* WRITTEN EXERCISE A *
In the article about the land purchase, shorten the paragraph that begins "Harper Adams bought the land" while keeping its main facts.

TEXT SHOWN start

Harper Adams bought the land adjacent to its home farm just outside Newport, saying it would allow for the continued training of high quality workers following Brexit.

The purchase brings the estate farmed by the university to a total of over 1,500 acres.

Bosses said that the land acquisition forms part of its long-term strategy to allow it to develop its education and applied research activities.

Vice chancellor Dr David Llewellyn said: "We had a rare opportunity to buy a substantial block of land immediately adjacent to the university’s estate and this matched, ideally, the strategy we had established for the development of our farm operations.

"The university has to think long-term and with confidence about its role in supporting the UK agri-food system, and supplying the high quality graduate workforce we will need in the period following our departure from the EU.

"We are therefore delighted to have completed this purchase, which will help secure our ability to continue to provide the best possible environment for our research, and for our students, in the years to come."

University farm manager Scott Kirby said: "The purchase of such a significant block of land by Harper Adams not only represents a strategic move to secure one of the university’s most important resources, but is also a clear demonstration that Harper Adams is committed to the future of its own farm enterprises and the industry as a whole.

TEXT SHOWN end

* WRITTEN EXERCISE B *
Print the rows without changes, from the line containing "Extract all elements" through the line containing "427, 1080, 631]", and leave out the pictures.

MATERIAL PROVIDED start

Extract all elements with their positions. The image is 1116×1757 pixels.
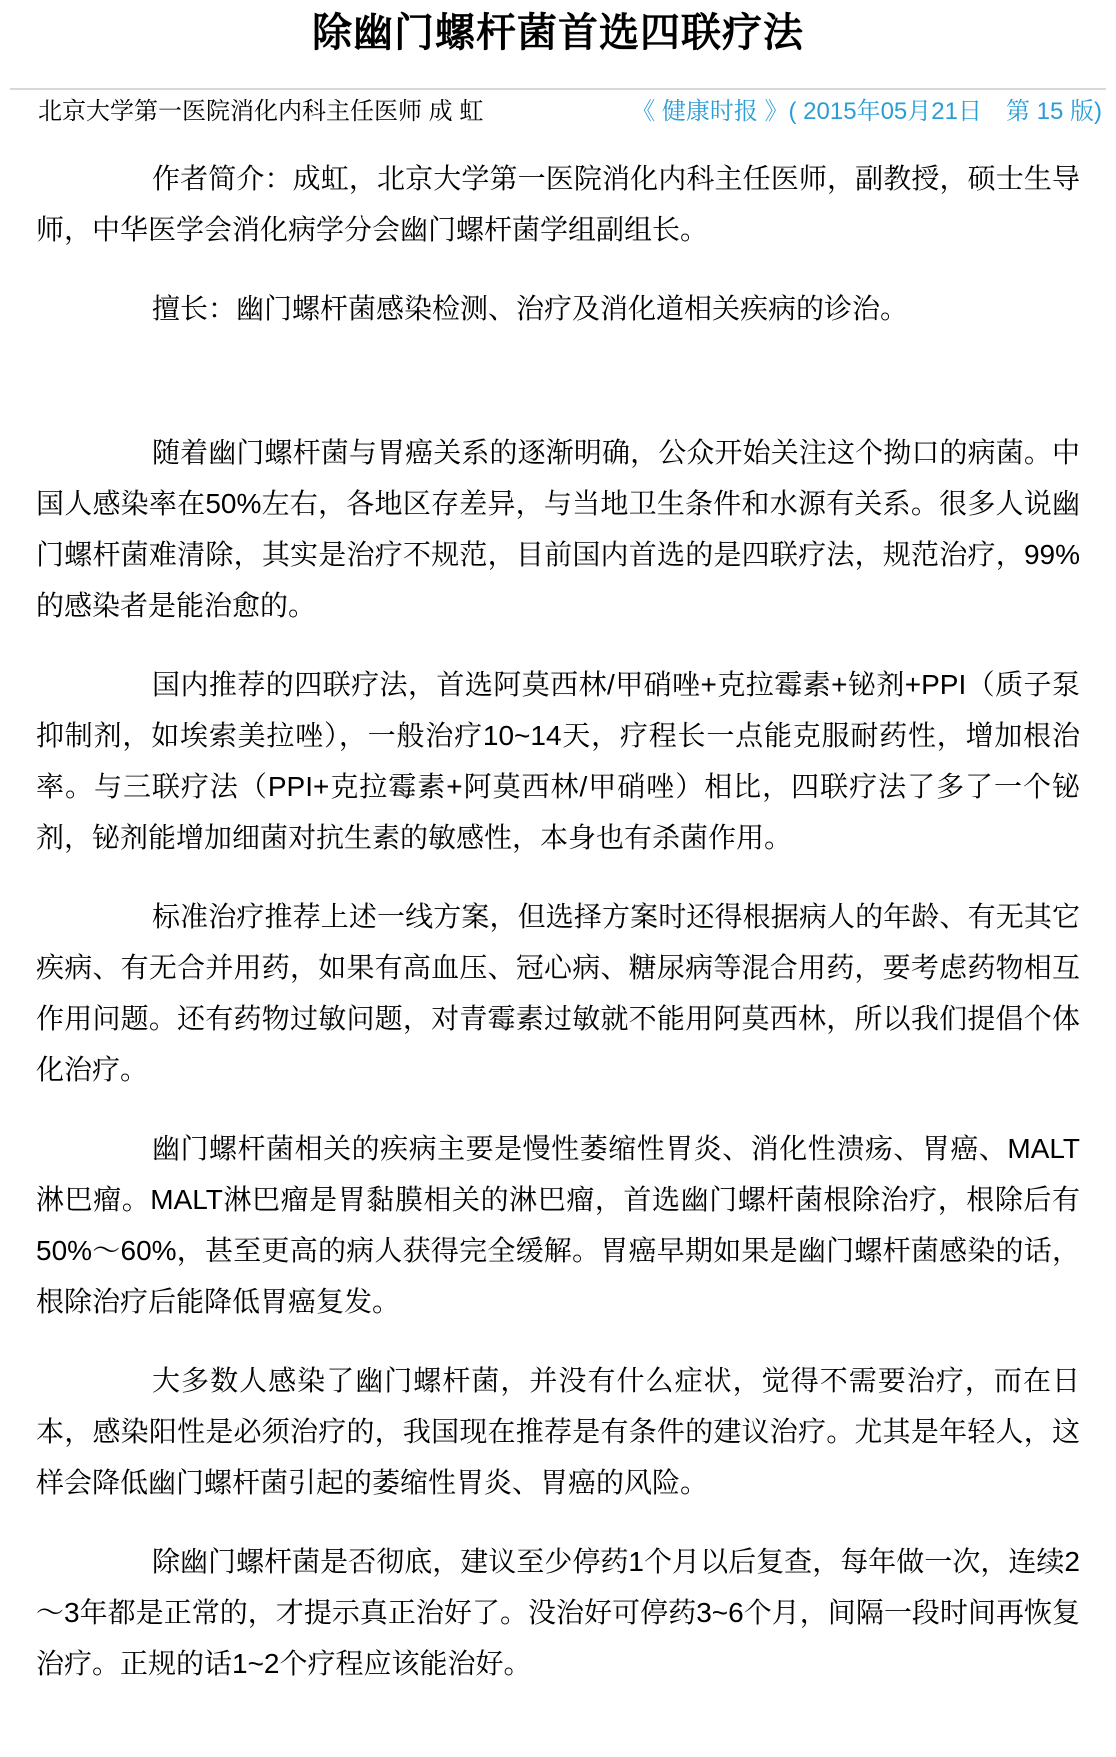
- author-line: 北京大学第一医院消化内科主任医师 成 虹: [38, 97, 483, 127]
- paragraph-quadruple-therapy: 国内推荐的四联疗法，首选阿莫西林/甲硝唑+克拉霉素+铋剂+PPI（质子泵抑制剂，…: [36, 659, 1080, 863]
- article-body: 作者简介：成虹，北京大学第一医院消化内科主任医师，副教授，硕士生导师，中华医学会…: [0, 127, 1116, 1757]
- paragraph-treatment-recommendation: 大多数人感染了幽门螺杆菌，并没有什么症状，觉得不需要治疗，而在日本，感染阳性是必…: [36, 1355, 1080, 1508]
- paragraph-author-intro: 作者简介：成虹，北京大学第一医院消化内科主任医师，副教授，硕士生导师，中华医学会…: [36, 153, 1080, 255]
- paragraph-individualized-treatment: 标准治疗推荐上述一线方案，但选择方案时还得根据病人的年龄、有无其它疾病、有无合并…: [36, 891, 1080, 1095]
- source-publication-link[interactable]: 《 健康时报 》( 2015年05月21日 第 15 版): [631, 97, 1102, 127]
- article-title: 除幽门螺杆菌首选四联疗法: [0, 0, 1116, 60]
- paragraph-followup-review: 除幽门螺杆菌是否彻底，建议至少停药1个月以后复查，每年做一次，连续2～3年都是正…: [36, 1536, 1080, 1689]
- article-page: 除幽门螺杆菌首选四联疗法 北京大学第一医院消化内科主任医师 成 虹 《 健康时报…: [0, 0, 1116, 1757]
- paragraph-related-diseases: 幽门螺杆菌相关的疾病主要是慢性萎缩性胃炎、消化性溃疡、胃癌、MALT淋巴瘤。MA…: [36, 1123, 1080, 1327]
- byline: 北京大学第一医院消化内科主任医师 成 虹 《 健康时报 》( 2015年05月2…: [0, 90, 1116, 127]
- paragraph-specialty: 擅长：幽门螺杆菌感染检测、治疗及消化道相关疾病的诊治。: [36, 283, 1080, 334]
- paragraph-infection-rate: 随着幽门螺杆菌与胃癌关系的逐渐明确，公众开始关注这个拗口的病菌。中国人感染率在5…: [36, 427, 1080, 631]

MATERIAL PROVIDED end
MATERIAL PROVIDED start

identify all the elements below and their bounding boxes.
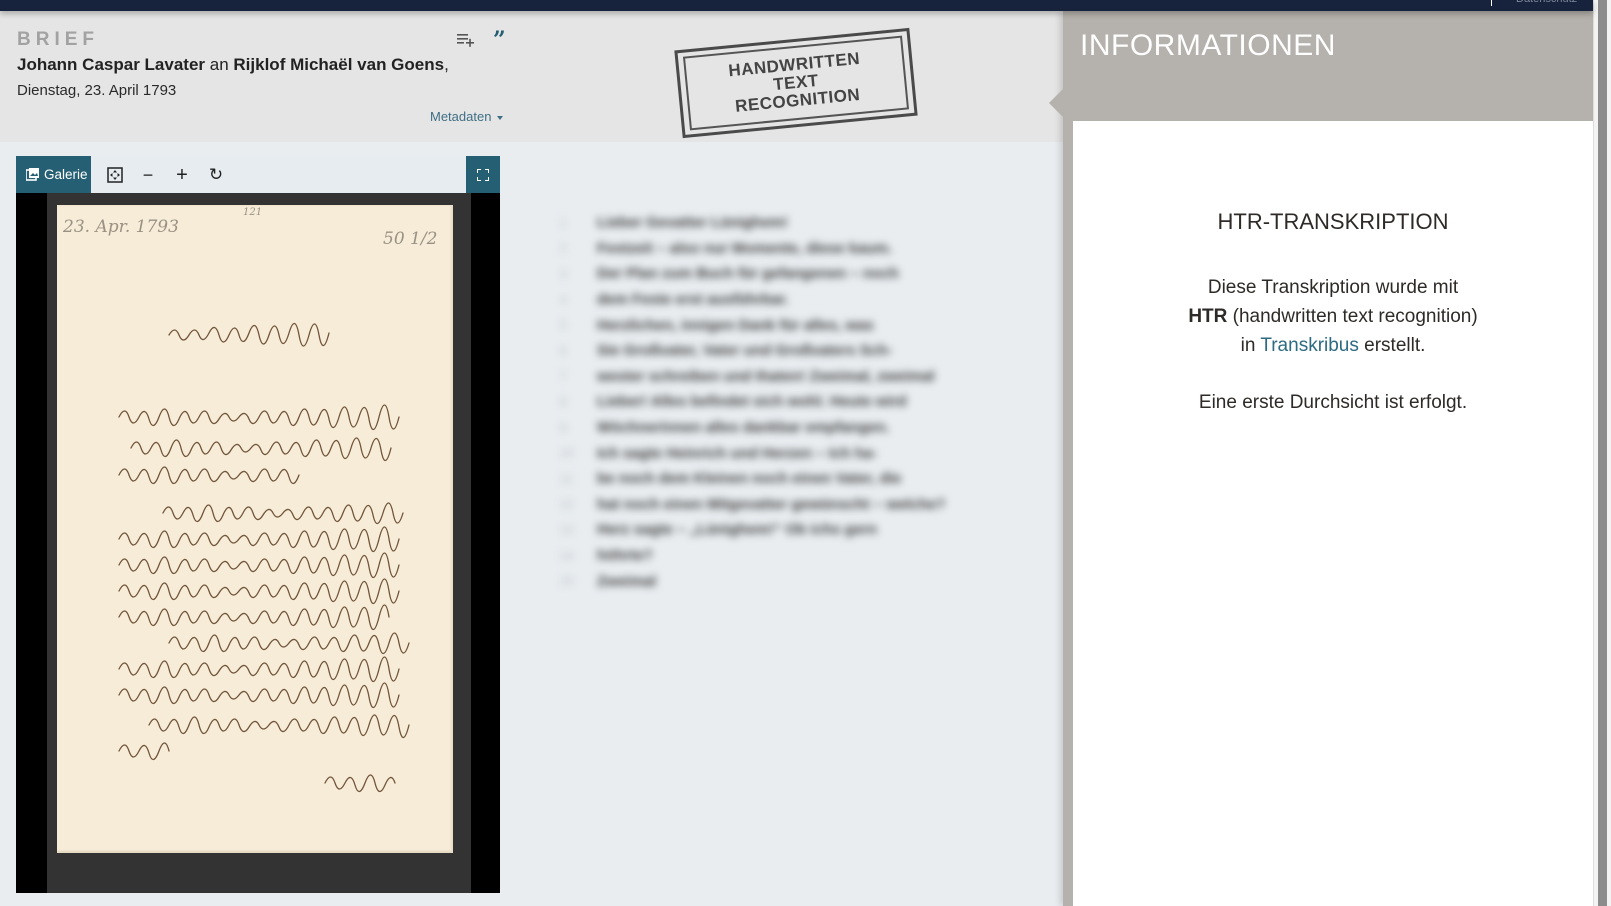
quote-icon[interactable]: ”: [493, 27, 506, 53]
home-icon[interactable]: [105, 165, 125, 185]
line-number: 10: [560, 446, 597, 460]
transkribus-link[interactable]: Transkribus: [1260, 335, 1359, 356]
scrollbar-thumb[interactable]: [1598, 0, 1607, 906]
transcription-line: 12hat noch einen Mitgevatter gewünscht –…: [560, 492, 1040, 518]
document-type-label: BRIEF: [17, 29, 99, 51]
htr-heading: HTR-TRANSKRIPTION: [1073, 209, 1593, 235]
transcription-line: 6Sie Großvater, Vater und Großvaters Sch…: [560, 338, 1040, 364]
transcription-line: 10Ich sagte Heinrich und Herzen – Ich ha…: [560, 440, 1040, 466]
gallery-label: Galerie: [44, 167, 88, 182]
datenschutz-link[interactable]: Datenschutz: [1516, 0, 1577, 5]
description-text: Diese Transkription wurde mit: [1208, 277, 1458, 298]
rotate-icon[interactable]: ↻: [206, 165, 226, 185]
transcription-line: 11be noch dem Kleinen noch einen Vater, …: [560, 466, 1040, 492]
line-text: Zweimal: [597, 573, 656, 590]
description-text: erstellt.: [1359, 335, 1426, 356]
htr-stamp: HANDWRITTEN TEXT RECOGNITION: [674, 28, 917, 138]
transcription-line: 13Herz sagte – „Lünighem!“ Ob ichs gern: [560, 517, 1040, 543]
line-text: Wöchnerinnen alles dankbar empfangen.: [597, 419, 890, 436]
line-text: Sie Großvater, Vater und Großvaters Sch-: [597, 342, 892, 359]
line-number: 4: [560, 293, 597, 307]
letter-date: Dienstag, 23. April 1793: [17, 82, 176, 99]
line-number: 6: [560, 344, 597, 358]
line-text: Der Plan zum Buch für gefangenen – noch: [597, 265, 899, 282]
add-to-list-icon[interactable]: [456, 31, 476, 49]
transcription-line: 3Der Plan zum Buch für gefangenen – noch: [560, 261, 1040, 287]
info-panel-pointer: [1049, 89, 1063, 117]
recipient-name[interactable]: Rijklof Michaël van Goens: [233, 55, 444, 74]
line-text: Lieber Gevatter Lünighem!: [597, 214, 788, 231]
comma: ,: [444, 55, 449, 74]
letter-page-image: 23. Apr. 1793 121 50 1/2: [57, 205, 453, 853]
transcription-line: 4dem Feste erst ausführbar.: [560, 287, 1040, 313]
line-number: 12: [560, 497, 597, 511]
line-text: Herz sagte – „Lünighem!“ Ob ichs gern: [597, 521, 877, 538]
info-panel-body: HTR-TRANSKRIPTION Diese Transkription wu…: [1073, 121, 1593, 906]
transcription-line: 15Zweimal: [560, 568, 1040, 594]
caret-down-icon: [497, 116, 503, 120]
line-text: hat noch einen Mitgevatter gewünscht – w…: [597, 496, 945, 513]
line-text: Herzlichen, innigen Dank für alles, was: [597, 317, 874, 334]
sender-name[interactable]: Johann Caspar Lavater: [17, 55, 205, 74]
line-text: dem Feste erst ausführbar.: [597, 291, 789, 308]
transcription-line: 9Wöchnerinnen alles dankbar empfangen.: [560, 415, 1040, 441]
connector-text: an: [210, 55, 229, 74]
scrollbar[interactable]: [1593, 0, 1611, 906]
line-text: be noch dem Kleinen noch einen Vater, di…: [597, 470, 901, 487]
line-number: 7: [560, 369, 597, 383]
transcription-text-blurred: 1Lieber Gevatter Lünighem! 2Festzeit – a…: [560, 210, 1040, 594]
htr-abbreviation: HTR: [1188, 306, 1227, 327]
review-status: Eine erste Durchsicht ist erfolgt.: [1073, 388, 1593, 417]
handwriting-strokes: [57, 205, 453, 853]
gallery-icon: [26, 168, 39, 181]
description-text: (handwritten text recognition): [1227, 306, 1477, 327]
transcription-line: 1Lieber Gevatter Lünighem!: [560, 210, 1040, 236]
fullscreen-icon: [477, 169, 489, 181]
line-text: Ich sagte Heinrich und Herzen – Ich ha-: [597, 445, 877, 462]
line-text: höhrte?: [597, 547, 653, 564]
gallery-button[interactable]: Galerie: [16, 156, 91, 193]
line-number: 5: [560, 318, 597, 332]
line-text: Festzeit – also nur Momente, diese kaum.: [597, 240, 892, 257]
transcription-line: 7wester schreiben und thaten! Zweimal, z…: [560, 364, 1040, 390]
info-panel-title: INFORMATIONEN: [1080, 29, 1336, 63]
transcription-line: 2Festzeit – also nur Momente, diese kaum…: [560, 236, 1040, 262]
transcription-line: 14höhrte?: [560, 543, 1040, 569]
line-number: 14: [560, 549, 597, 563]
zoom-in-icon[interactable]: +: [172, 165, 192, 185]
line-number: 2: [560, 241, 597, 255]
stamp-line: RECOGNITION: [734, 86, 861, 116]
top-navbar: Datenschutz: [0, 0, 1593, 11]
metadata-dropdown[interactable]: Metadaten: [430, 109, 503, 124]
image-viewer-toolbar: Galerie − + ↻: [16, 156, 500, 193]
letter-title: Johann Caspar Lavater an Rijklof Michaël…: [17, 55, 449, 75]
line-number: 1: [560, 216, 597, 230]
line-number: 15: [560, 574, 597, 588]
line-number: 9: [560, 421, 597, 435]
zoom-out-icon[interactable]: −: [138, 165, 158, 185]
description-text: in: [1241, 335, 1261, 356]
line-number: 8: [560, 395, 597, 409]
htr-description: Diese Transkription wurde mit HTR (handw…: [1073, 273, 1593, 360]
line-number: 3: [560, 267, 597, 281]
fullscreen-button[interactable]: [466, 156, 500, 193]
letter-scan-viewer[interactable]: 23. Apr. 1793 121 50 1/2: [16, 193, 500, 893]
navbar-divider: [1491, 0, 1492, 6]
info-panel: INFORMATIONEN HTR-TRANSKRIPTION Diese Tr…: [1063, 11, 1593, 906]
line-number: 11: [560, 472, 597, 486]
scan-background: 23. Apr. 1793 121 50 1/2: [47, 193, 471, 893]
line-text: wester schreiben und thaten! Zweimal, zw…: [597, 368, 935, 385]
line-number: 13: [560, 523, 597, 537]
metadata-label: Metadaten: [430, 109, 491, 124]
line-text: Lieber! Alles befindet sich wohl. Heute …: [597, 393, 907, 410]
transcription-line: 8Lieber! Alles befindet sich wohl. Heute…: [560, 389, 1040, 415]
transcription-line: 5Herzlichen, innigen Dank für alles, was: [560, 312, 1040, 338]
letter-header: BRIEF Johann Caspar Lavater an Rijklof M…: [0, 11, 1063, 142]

MATERIAL PROVIDED end
MATERIAL PROVIDED start

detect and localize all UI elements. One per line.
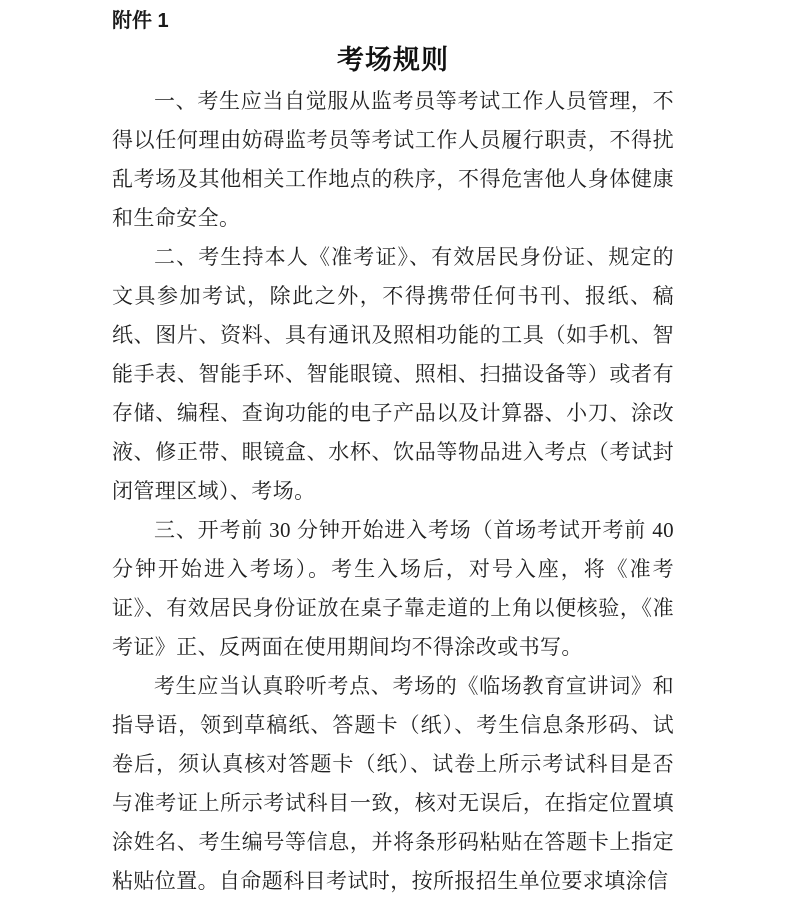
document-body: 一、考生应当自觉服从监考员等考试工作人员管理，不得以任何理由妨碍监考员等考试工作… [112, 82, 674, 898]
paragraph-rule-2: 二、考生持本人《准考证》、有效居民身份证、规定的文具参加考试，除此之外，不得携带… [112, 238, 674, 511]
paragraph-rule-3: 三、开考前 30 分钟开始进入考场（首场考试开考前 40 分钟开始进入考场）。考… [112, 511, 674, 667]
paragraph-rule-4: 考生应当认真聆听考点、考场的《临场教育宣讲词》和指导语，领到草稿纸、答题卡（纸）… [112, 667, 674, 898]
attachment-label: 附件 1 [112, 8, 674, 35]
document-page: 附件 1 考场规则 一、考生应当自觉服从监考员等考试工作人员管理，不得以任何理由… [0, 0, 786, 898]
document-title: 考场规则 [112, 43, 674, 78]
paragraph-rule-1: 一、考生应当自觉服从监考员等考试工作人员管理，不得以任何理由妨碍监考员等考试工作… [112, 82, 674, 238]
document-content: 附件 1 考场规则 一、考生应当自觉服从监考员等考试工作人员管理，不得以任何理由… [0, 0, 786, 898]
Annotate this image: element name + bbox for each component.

MATERIAL PROVIDED end

* COMPLETE ANSWER A *
Harper Adams bought land next to its home farm near Newport. It said the land would let it keep training high quality workers after Brexit.

* COMPLETE ANSWER B *
Extract all elements with their positions. The image is 1116×1757 pixels.
- author-line: 北京大学第一医院消化内科主任医师 成 虹: [38, 97, 483, 127]
- paragraph-quadruple-therapy: 国内推荐的四联疗法，首选阿莫西林/甲硝唑+克拉霉素+铋剂+PPI（质子泵抑制剂，…: [36, 659, 1080, 863]
- article-body: 作者简介：成虹，北京大学第一医院消化内科主任医师，副教授，硕士生导师，中华医学会…: [0, 127, 1116, 1757]
- paragraph-treatment-recommendation: 大多数人感染了幽门螺杆菌，并没有什么症状，觉得不需要治疗，而在日本，感染阳性是必…: [36, 1355, 1080, 1508]
- paragraph-author-intro: 作者简介：成虹，北京大学第一医院消化内科主任医师，副教授，硕士生导师，中华医学会…: [36, 153, 1080, 255]
- paragraph-individualized-treatment: 标准治疗推荐上述一线方案，但选择方案时还得根据病人的年龄、有无其它疾病、有无合并…: [36, 891, 1080, 1095]
- source-publication-link[interactable]: 《 健康时报 》( 2015年05月21日 第 15 版): [631, 97, 1102, 127]
- article-title: 除幽门螺杆菌首选四联疗法: [0, 0, 1116, 60]
- paragraph-followup-review: 除幽门螺杆菌是否彻底，建议至少停药1个月以后复查，每年做一次，连续2～3年都是正…: [36, 1536, 1080, 1689]
- article-page: 除幽门螺杆菌首选四联疗法 北京大学第一医院消化内科主任医师 成 虹 《 健康时报…: [0, 0, 1116, 1757]
- paragraph-related-diseases: 幽门螺杆菌相关的疾病主要是慢性萎缩性胃炎、消化性溃疡、胃癌、MALT淋巴瘤。MA…: [36, 1123, 1080, 1327]
- byline: 北京大学第一医院消化内科主任医师 成 虹 《 健康时报 》( 2015年05月2…: [0, 90, 1116, 127]
- paragraph-specialty: 擅长：幽门螺杆菌感染检测、治疗及消化道相关疾病的诊治。: [36, 283, 1080, 334]
- paragraph-infection-rate: 随着幽门螺杆菌与胃癌关系的逐渐明确，公众开始关注这个拗口的病菌。中国人感染率在5…: [36, 427, 1080, 631]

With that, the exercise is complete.